Problem description —
In the forum thread about a newly built Look 595, what weight does the original poster give for his XXL bike?

Excerpt —

-*-

# My finally built Look 595



## Local399 (Jan 5, 2006)

Hi all,

I've owned this frame for 15 months and I have finally dialed in my saddle-bike position to where I am confident enough to cut down the ISP.

First ride today.

Steve


----------



## gitoutdaway (Nov 28, 2007)

Gorgeous.

I've never been too crazy about Edge's decals though, too bubble-letter maybe, I'd remove them if/when I get some. Your bike is very space age, awesome.


----------



## maximum7 (Apr 24, 2008)

Not a fan of the wheels either, but still a good looking bike. Congrats!


----------



## brentster (Jul 12, 2007)

When he's flying along at 26+, I bet the wheels look cool. Very nice!


----------



## gitoutdaway (Nov 28, 2007)

Yes thats true, all the more incentive to push harder!


----------



## emoney (May 9, 2009)

Not a bad bike for a first ride.........
Just kiddin'. Sweet ride, enjoy1


----------



## Chris Keller (May 19, 2008)

What size are you riding and what is the weight?

I got my '07 595 Ultra (XL) together with Super Record 11, Shamal Ultra 2wayfit wheels, Look Keo carbon pedals w/ cromo spindles, 3T ARX Team stem/3T Ergosum Team bar, and Fi:zik Antares ki:um saddle...all up it weighs in at 15.7lbs

BTW...Sweet Ride!! You will love it. I absolutely love mine...best carbon bike out there!


----------



## Local399 (Jan 5, 2006)

Chris Keller said:


> W*hat size are you riding and what is the weight?*
> 
> I got my '07 595 Ultra (XL) together with Super Record 11, Shamal Ultra 2wayfit wheels, Look Keo carbon pedals w/ cromo spindles, 3T ARX Team stem/3T Ergosum Team bar, and Fi:zik Antares ki:um saddle...all up it weighs in at 15.7lbs
> 
> BTW...Sweet Ride!! You will love it. I absolutely love mine...best carbon bike out there!


XXL and it weighs in at 16.6 pounds...


----------



## Shaggybx (Feb 2, 2008)

Very cool:thumbsup:


----------

-*-

Source excerpt —

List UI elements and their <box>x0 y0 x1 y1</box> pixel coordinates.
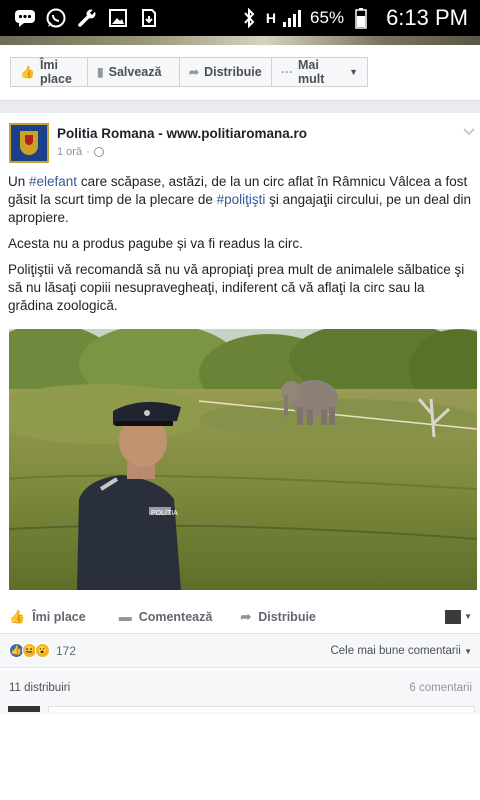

-*-

Expected output —
16.6 pounds